## Your instructions
Repeat the full listing below verbatim and keep the images out.

## Data to process
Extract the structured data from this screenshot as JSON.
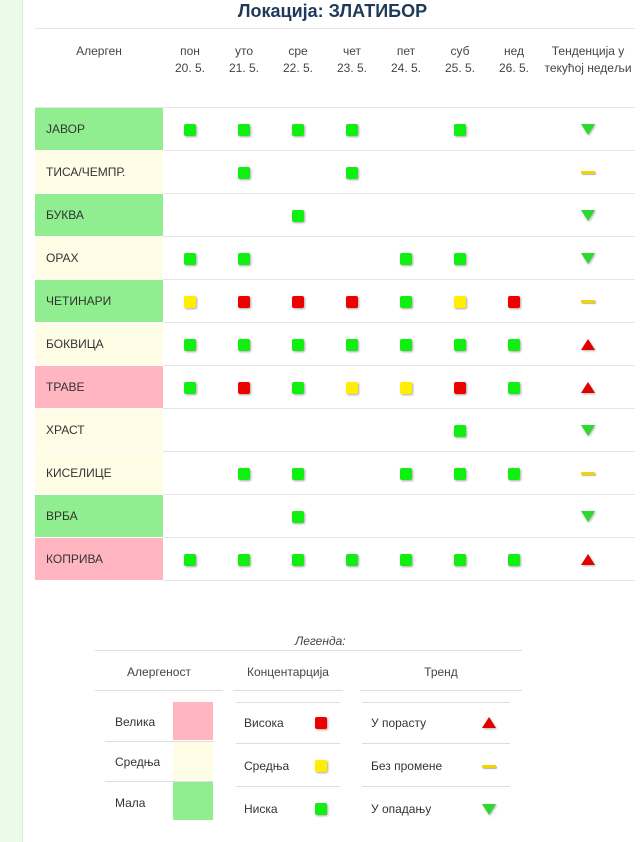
{
  "title": "Локација: ЗЛАТИБОР",
  "colors": {
    "high_bg": "#ffb6c1",
    "medium_bg": "#fffde6",
    "low_bg": "#90ee90",
    "square_high": "#ee0000",
    "square_medium": "#ffee00",
    "square_low": "#11ee11"
  },
  "table": {
    "header_allergen": "Алерген",
    "days": [
      {
        "name": "пон",
        "date": "20. 5."
      },
      {
        "name": "уто",
        "date": "21. 5."
      },
      {
        "name": "сре",
        "date": "22. 5."
      },
      {
        "name": "чет",
        "date": "23. 5."
      },
      {
        "name": "пет",
        "date": "24. 5."
      },
      {
        "name": "суб",
        "date": "25. 5."
      },
      {
        "name": "нед",
        "date": "26. 5."
      }
    ],
    "header_trend": "Тенденција у текућој недељи",
    "rows": [
      {
        "name": "ЈАВОР",
        "level": "low",
        "values": [
          "low",
          "low",
          "low",
          "low",
          "",
          "low",
          ""
        ],
        "trend": "down"
      },
      {
        "name": "ТИСА/ЧЕМПР.",
        "level": "medium",
        "values": [
          "",
          "low",
          "",
          "low",
          "",
          "",
          ""
        ],
        "trend": "flat"
      },
      {
        "name": "БУКВА",
        "level": "low",
        "values": [
          "",
          "",
          "low",
          "",
          "",
          "",
          ""
        ],
        "trend": "down"
      },
      {
        "name": "ОРАХ",
        "level": "medium",
        "values": [
          "low",
          "low",
          "",
          "",
          "low",
          "low",
          ""
        ],
        "trend": "down"
      },
      {
        "name": "ЧЕТИНАРИ",
        "level": "low",
        "values": [
          "medium",
          "high",
          "high",
          "high",
          "low",
          "medium",
          "high"
        ],
        "trend": "flat"
      },
      {
        "name": "БОКВИЦА",
        "level": "medium",
        "values": [
          "low",
          "low",
          "low",
          "low",
          "low",
          "low",
          "low"
        ],
        "trend": "up"
      },
      {
        "name": "ТРАВЕ",
        "level": "high",
        "values": [
          "low",
          "high",
          "low",
          "medium",
          "medium",
          "high",
          "low"
        ],
        "trend": "up"
      },
      {
        "name": "ХРАСТ",
        "level": "medium",
        "values": [
          "",
          "",
          "",
          "",
          "",
          "low",
          ""
        ],
        "trend": "down"
      },
      {
        "name": "КИСЕЛИЦЕ",
        "level": "medium",
        "values": [
          "",
          "low",
          "low",
          "",
          "low",
          "low",
          "low"
        ],
        "trend": "flat"
      },
      {
        "name": "ВРБА",
        "level": "low",
        "values": [
          "",
          "",
          "low",
          "",
          "",
          "",
          ""
        ],
        "trend": "down"
      },
      {
        "name": "КОПРИВА",
        "level": "high",
        "values": [
          "low",
          "low",
          "low",
          "low",
          "low",
          "low",
          "low"
        ],
        "trend": "up"
      }
    ]
  },
  "legend": {
    "title": "Легенда:",
    "allergenicity": {
      "header": "Алергеност",
      "items": [
        {
          "label": "Велика",
          "level": "high"
        },
        {
          "label": "Средња",
          "level": "medium"
        },
        {
          "label": "Мала",
          "level": "low"
        }
      ]
    },
    "concentration": {
      "header": "Концентарција",
      "items": [
        {
          "label": "Висока",
          "level": "high"
        },
        {
          "label": "Средња",
          "level": "medium"
        },
        {
          "label": "Ниска",
          "level": "low"
        }
      ]
    },
    "trend": {
      "header": "Тренд",
      "items": [
        {
          "label": "У порасту",
          "trend": "up"
        },
        {
          "label": "Без промене",
          "trend": "flat"
        },
        {
          "label": "У опадању",
          "trend": "down"
        }
      ]
    }
  }
}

## Result
Extract the structured data from this screenshot as JSON.
{
  "title": "Локација: ЗЛАТИБОР",
  "colors": {
    "high_bg": "#ffb6c1",
    "medium_bg": "#fffde6",
    "low_bg": "#90ee90",
    "square_high": "#ee0000",
    "square_medium": "#ffee00",
    "square_low": "#11ee11"
  },
  "table": {
    "header_allergen": "Алерген",
    "days": [
      {
        "name": "пон",
        "date": "20. 5."
      },
      {
        "name": "уто",
        "date": "21. 5."
      },
      {
        "name": "сре",
        "date": "22. 5."
      },
      {
        "name": "чет",
        "date": "23. 5."
      },
      {
        "name": "пет",
        "date": "24. 5."
      },
      {
        "name": "суб",
        "date": "25. 5."
      },
      {
        "name": "нед",
        "date": "26. 5."
      }
    ],
    "header_trend": "Тенденција у текућој недељи",
    "rows": [
      {
        "name": "ЈАВОР",
        "level": "low",
        "values": [
          "low",
          "low",
          "low",
          "low",
          "",
          "low",
          ""
        ],
        "trend": "down"
      },
      {
        "name": "ТИСА/ЧЕМПР.",
        "level": "medium",
        "values": [
          "",
          "low",
          "",
          "low",
          "",
          "",
          ""
        ],
        "trend": "flat"
      },
      {
        "name": "БУКВА",
        "level": "low",
        "values": [
          "",
          "",
          "low",
          "",
          "",
          "",
          ""
        ],
        "trend": "down"
      },
      {
        "name": "ОРАХ",
        "level": "medium",
        "values": [
          "low",
          "low",
          "",
          "",
          "low",
          "low",
          ""
        ],
        "trend": "down"
      },
      {
        "name": "ЧЕТИНАРИ",
        "level": "low",
        "values": [
          "medium",
          "high",
          "high",
          "high",
          "low",
          "medium",
          "high"
        ],
        "trend": "flat"
      },
      {
        "name": "БОКВИЦА",
        "level": "medium",
        "values": [
          "low",
          "low",
          "low",
          "low",
          "low",
          "low",
          "low"
        ],
        "trend": "up"
      },
      {
        "name": "ТРАВЕ",
        "level": "high",
        "values": [
          "low",
          "high",
          "low",
          "medium",
          "medium",
          "high",
          "low"
        ],
        "trend": "up"
      },
      {
        "name": "ХРАСТ",
        "level": "medium",
        "values": [
          "",
          "",
          "",
          "",
          "",
          "low",
          ""
        ],
        "trend": "down"
      },
      {
        "name": "КИСЕЛИЦЕ",
        "level": "medium",
        "values": [
          "",
          "low",
          "low",
          "",
          "low",
          "low",
          "low"
        ],
        "trend": "flat"
      },
      {
        "name": "ВРБА",
        "level": "low",
        "values": [
          "",
          "",
          "low",
          "",
          "",
          "",
          ""
        ],
        "trend": "down"
      },
      {
        "name": "КОПРИВА",
        "level": "high",
        "values": [
          "low",
          "low",
          "low",
          "low",
          "low",
          "low",
          "low"
        ],
        "trend": "up"
      }
    ]
  },
  "legend": {
    "title": "Легенда:",
    "allergenicity": {
      "header": "Алергеност",
      "items": [
        {
          "label": "Велика",
          "level": "high"
        },
        {
          "label": "Средња",
          "level": "medium"
        },
        {
          "label": "Мала",
          "level": "low"
        }
      ]
    },
    "concentration": {
      "header": "Концентарција",
      "items": [
        {
          "label": "Висока",
          "level": "high"
        },
        {
          "label": "Средња",
          "level": "medium"
        },
        {
          "label": "Ниска",
          "level": "low"
        }
      ]
    },
    "trend": {
      "header": "Тренд",
      "items": [
        {
          "label": "У порасту",
          "trend": "up"
        },
        {
          "label": "Без промене",
          "trend": "flat"
        },
        {
          "label": "У опадању",
          "trend": "down"
        }
      ]
    }
  }
}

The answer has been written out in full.